### Your objective
Track down every line below that holds "continues" and copy it.

### Information provided
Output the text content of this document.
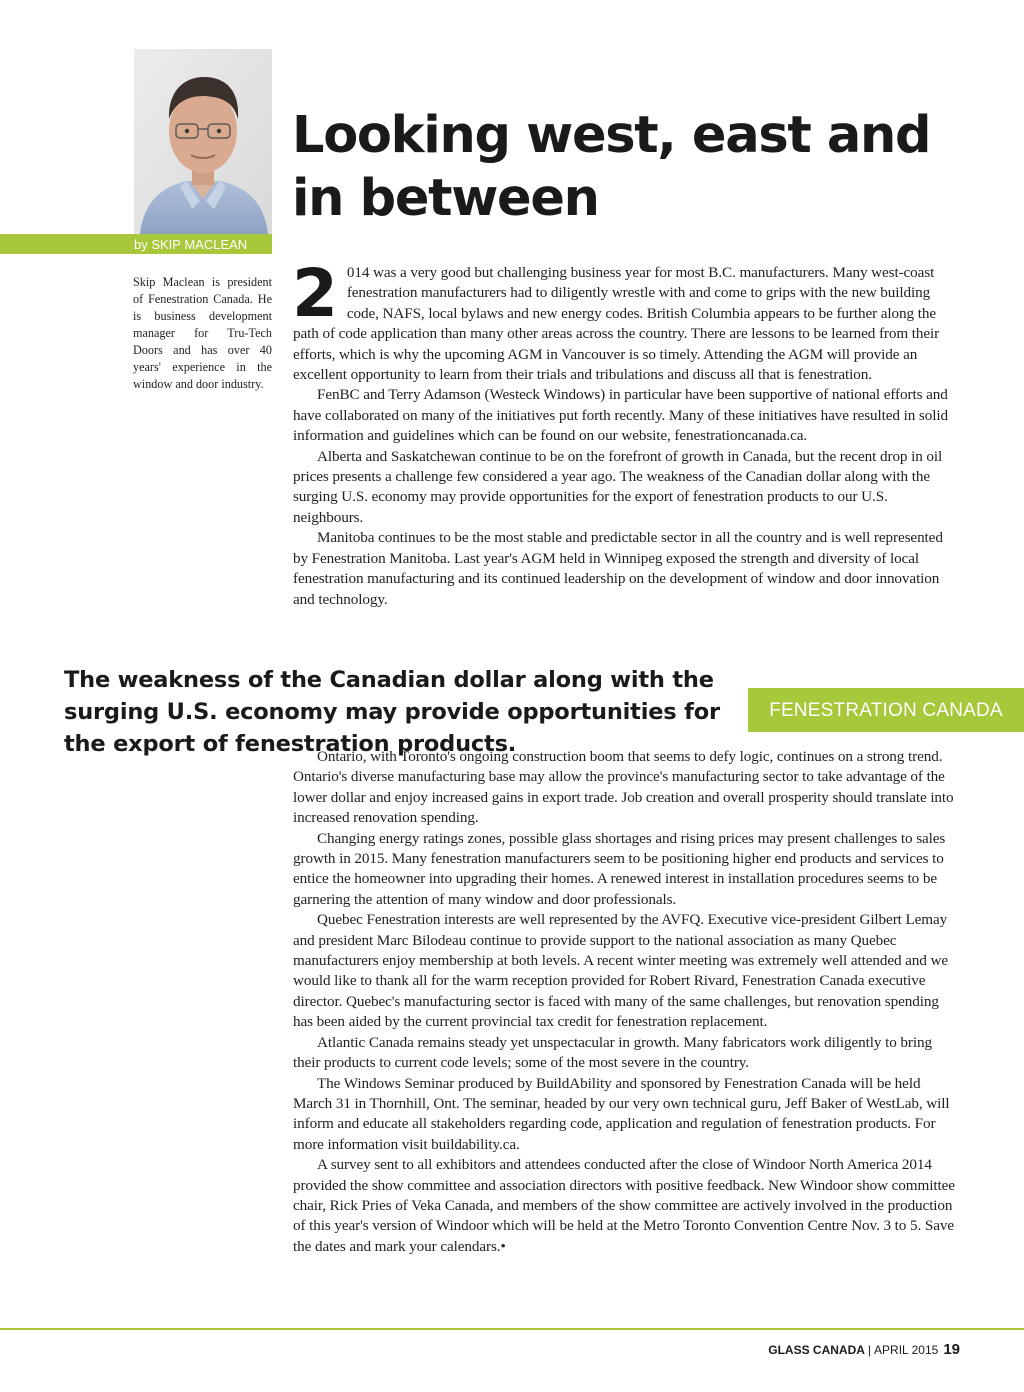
by SKIP MACLEAN
Skip Maclean is president of Fenestration Canada. He is business development manager for Tru-Tech Doors and has over 40 years' experience in the window and door industry.
Looking west, east and in between

2 014 was a very good but challenging business year for most B.C. manufacturers. Many west-coast fenestration manufacturers had to diligently wrestle with and come to grips with the new building code, NAFS, local bylaws and new energy codes. British Columbia appears to be further along the path of code application than many other areas across the country. There are lessons to be learned from their efforts, which is why the upcoming AGM in Vancouver is so timely. Attending the AGM will provide an excellent opportunity to learn from their trials and tribulations and discuss all that is fenestration.

FenBC and Terry Adamson (Westeck Windows) in particular have been supportive of national efforts and have collaborated on many of the initiatives put forth recently. Many of these initiatives have resulted in solid information and guidelines which can be found on our website, fenestrationcanada.ca.

Alberta and Saskatchewan continue to be on the forefront of growth in Canada, but the recent drop in oil prices presents a challenge few considered a year ago. The weakness of the Canadian dollar along with the surging U.S. economy may provide opportunities for the export of fenestration products to our U.S. neighbours.

Manitoba continues to be the most stable and predictable sector in all the country and is well represented by Fenestration Manitoba. Last year's AGM held in Winnipeg exposed the strength and diversity of local fenestration manufacturing and its continued leadership on the development of window and door innovation and technology.

The weakness of the Canadian dollar along with the surging U.S. economy may provide opportunities for the export of fenestration products.

FENESTRATION CANADA

Ontario, with Toronto's ongoing construction boom that seems to defy logic, continues on a strong trend. Ontario's diverse manufacturing base may allow the province's manufacturing sector to take advantage of the lower dollar and enjoy increased gains in export trade. Job creation and overall prosperity should translate into increased renovation spending.

Changing energy ratings zones, possible glass shortages and rising prices may present challenges to sales growth in 2015. Many fenestration manufacturers seem to be positioning higher end products and services to entice the homeowner into upgrading their homes. A renewed interest in installation procedures seems to be garnering the attention of many window and door professionals.

Quebec Fenestration interests are well represented by the AVFQ. Executive vice-president Gilbert Lemay and president Marc Bilodeau continue to provide support to the national association as many Quebec manufacturers enjoy membership at both levels. A recent winter meeting was extremely well attended and we would like to thank all for the warm reception provided for Robert Rivard, Fenestration Canada executive director. Quebec's manufacturing sector is faced with many of the same challenges, but renovation spending has been aided by the current provincial tax credit for fenestration replacement.

Atlantic Canada remains steady yet unspectacular in growth. Many fabricators work diligently to bring their products to current code levels; some of the most severe in the country.

The Windows Seminar produced by BuildAbility and sponsored by Fenestration Canada will be held March 31 in Thornhill, Ont. The seminar, headed by our very own technical guru, Jeff Baker of WestLab, will inform and educate all stakeholders regarding code, application and regulation of fenestration products. For more information visit buildability.ca.

A survey sent to all exhibitors and attendees conducted after the close of Windoor North America 2014 provided the show committee and association directors with positive feedback. New Windoor show committee chair, Rick Pries of Veka Canada, and members of the show committee are actively involved in the production of this year's version of Windoor which will be held at the Metro Toronto Convention Centre Nov. 3 to 5. Save the dates and mark your calendars.•

GLASS CANADA | APRIL 2015 19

### Expected answer
Manitoba continues to be the most stable and predictable sector in all the country and is well represented by Fenestration Manitoba. Last year's AGM held in Winnipeg exposed the strength and diversity of local fenestration manufacturing and its continued leadership on the development of window and door innovation and technology.
Ontario, with Toronto's ongoing construction boom that seems to defy logic, continues on a strong trend. Ontario's diverse manufacturing base may allow the province's manufacturing sector to take advantage of the lower dollar and enjoy increased gains in export trade. Job creation and overall prosperity should translate into increased renovation spending.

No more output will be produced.